[Input material]
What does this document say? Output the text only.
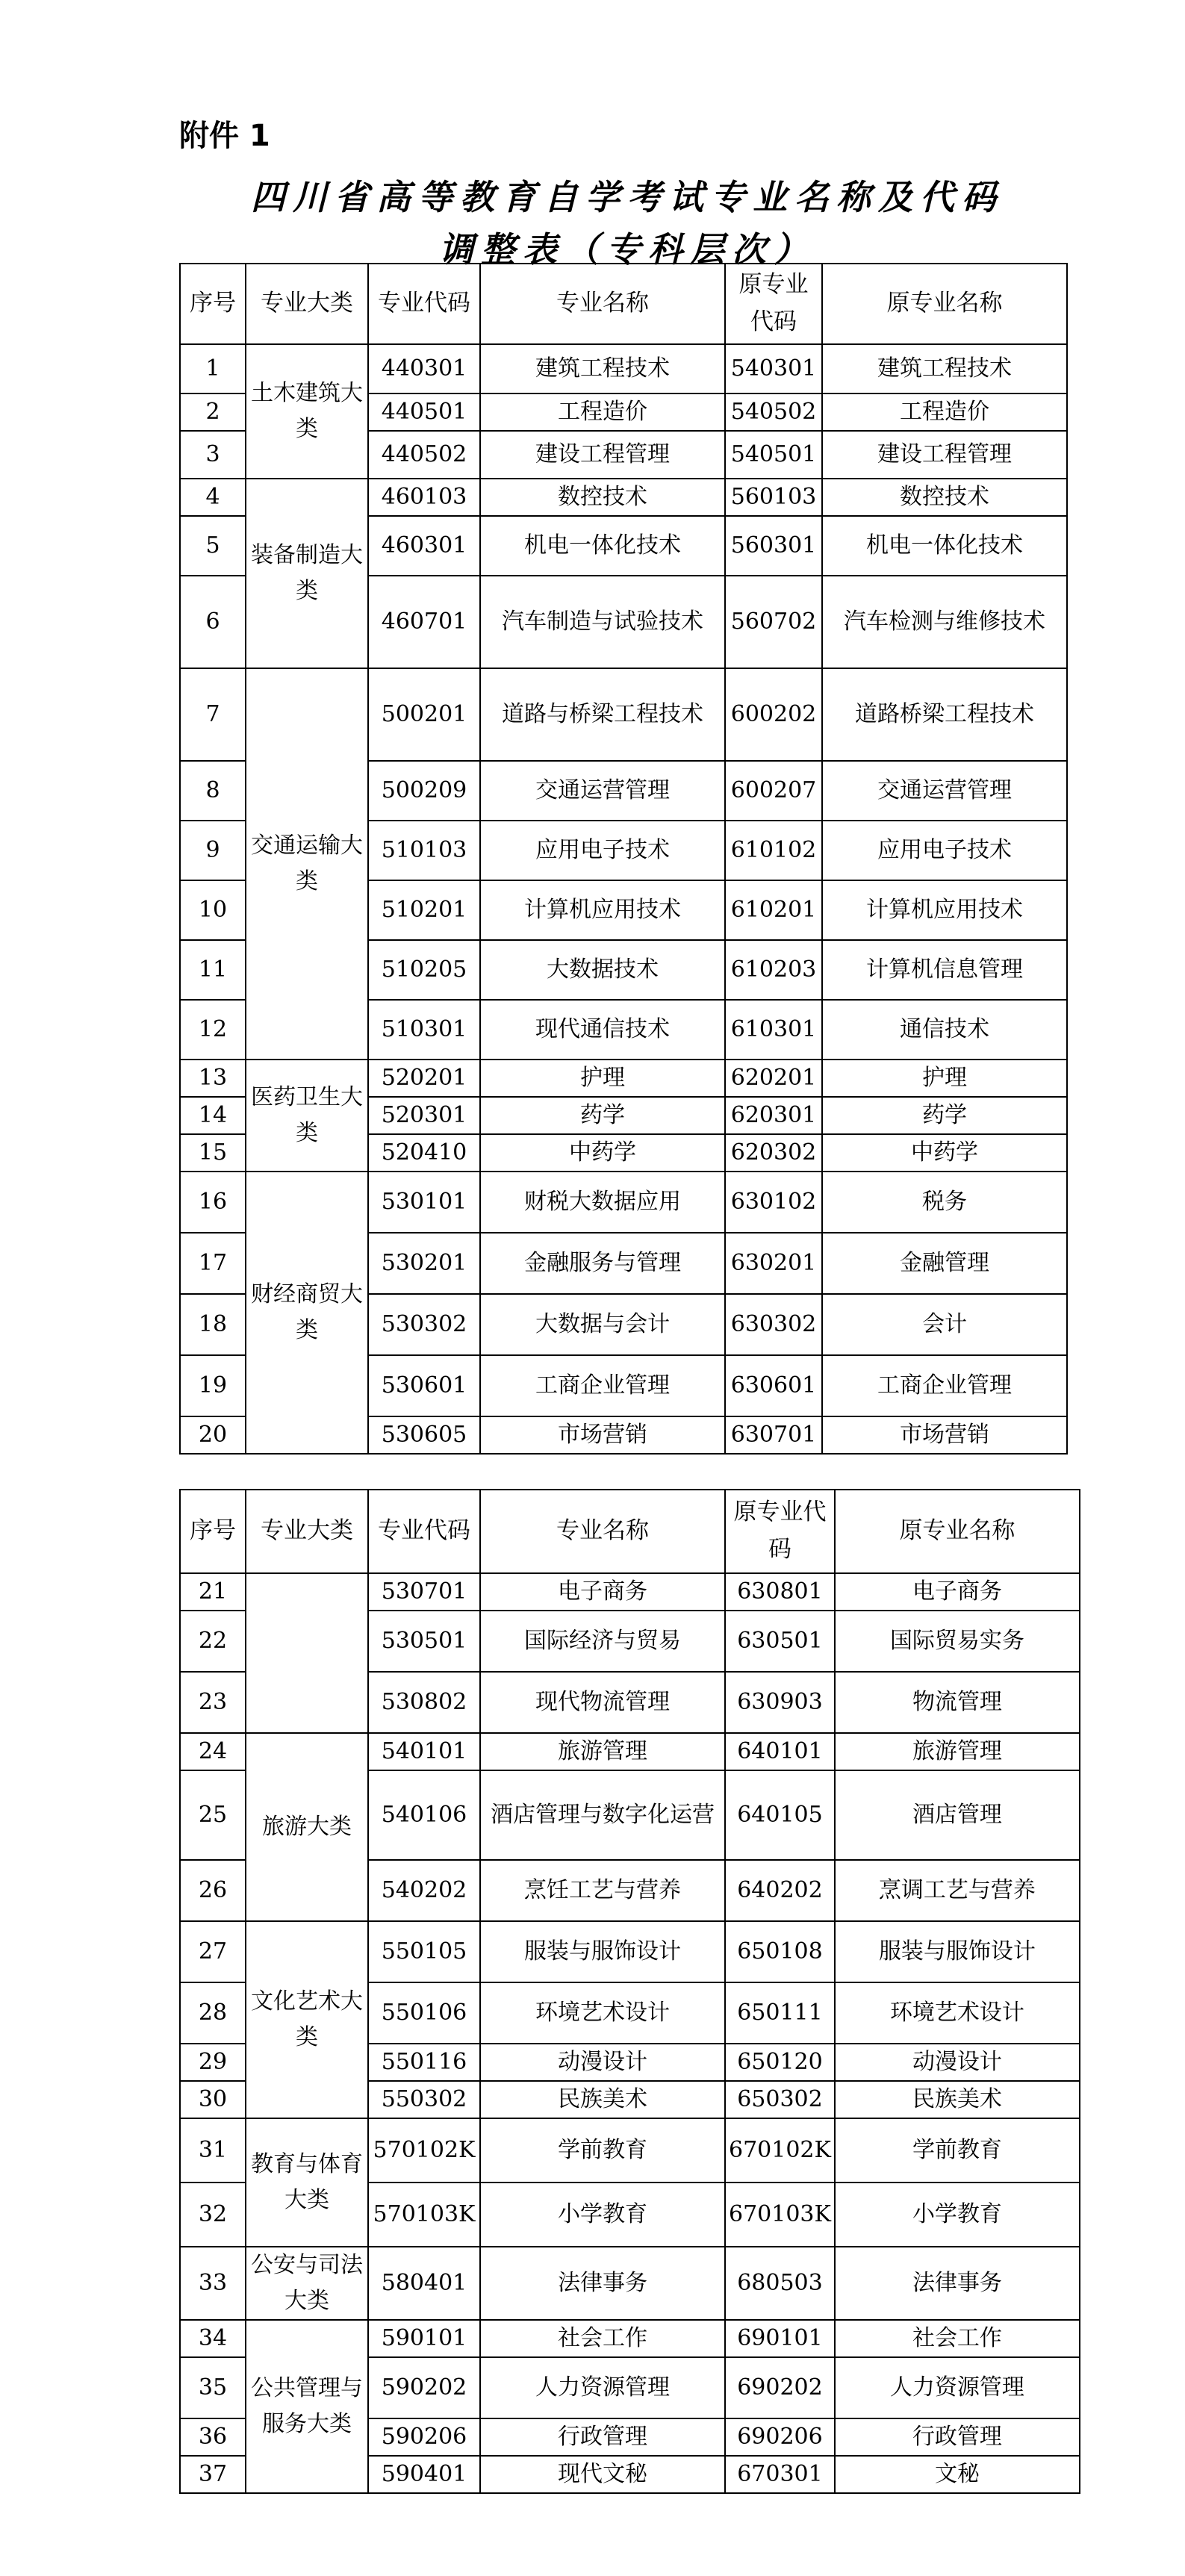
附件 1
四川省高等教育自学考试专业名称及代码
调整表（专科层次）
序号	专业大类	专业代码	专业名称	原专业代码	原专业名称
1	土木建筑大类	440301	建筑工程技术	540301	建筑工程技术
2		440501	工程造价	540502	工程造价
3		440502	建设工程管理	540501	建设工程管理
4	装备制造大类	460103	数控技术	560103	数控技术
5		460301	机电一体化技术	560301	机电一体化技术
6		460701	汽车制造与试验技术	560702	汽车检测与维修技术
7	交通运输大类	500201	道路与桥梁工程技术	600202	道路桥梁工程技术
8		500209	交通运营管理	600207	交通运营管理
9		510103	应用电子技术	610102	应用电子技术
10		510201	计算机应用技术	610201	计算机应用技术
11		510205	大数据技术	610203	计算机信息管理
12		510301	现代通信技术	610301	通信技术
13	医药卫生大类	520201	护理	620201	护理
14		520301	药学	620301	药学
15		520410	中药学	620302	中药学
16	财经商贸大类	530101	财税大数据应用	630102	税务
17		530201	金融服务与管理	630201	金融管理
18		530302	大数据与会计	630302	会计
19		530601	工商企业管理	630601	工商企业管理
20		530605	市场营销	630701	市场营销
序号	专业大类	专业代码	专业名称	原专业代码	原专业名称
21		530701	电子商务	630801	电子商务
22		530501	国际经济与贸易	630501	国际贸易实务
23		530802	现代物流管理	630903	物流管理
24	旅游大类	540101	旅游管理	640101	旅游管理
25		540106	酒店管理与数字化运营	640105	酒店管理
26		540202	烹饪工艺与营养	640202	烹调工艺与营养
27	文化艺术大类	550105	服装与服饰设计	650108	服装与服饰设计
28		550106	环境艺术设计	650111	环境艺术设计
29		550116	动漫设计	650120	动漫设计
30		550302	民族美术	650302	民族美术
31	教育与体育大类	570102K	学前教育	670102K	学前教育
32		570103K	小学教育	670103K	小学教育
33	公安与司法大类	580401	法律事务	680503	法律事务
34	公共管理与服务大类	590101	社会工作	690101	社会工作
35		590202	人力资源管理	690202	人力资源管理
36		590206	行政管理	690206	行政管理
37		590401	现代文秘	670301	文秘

[Your task]
Repeat the lines above exactly, and keep every picture out.

[Solution below]
What does this document say? Output the text only.
附件 1
四川省高等教育自学考试专业名称及代码
调整表（专科层次）
序号	专业大类	专业代码	专业名称	原专业代码	原专业名称
1	土木建筑大类	440301	建筑工程技术	540301	建筑工程技术
2		440501	工程造价	540502	工程造价
3		440502	建设工程管理	540501	建设工程管理
4	装备制造大类	460103	数控技术	560103	数控技术
5		460301	机电一体化技术	560301	机电一体化技术
6		460701	汽车制造与试验技术	560702	汽车检测与维修技术
7	交通运输大类	500201	道路与桥梁工程技术	600202	道路桥梁工程技术
8		500209	交通运营管理	600207	交通运营管理
9		510103	应用电子技术	610102	应用电子技术
10		510201	计算机应用技术	610201	计算机应用技术
11		510205	大数据技术	610203	计算机信息管理
12		510301	现代通信技术	610301	通信技术
13	医药卫生大类	520201	护理	620201	护理
14		520301	药学	620301	药学
15		520410	中药学	620302	中药学
16	财经商贸大类	530101	财税大数据应用	630102	税务
17		530201	金融服务与管理	630201	金融管理
18		530302	大数据与会计	630302	会计
19		530601	工商企业管理	630601	工商企业管理
20		530605	市场营销	630701	市场营销
序号	专业大类	专业代码	专业名称	原专业代码	原专业名称
21		530701	电子商务	630801	电子商务
22		530501	国际经济与贸易	630501	国际贸易实务
23		530802	现代物流管理	630903	物流管理
24	旅游大类	540101	旅游管理	640101	旅游管理
25		540106	酒店管理与数字化运营	640105	酒店管理
26		540202	烹饪工艺与营养	640202	烹调工艺与营养
27	文化艺术大类	550105	服装与服饰设计	650108	服装与服饰设计
28		550106	环境艺术设计	650111	环境艺术设计
29		550116	动漫设计	650120	动漫设计
30		550302	民族美术	650302	民族美术
31	教育与体育大类	570102K	学前教育	670102K	学前教育
32		570103K	小学教育	670103K	小学教育
33	公安与司法大类	580401	法律事务	680503	法律事务
34	公共管理与服务大类	590101	社会工作	690101	社会工作
35		590202	人力资源管理	690202	人力资源管理
36		590206	行政管理	690206	行政管理
37		590401	现代文秘	670301	文秘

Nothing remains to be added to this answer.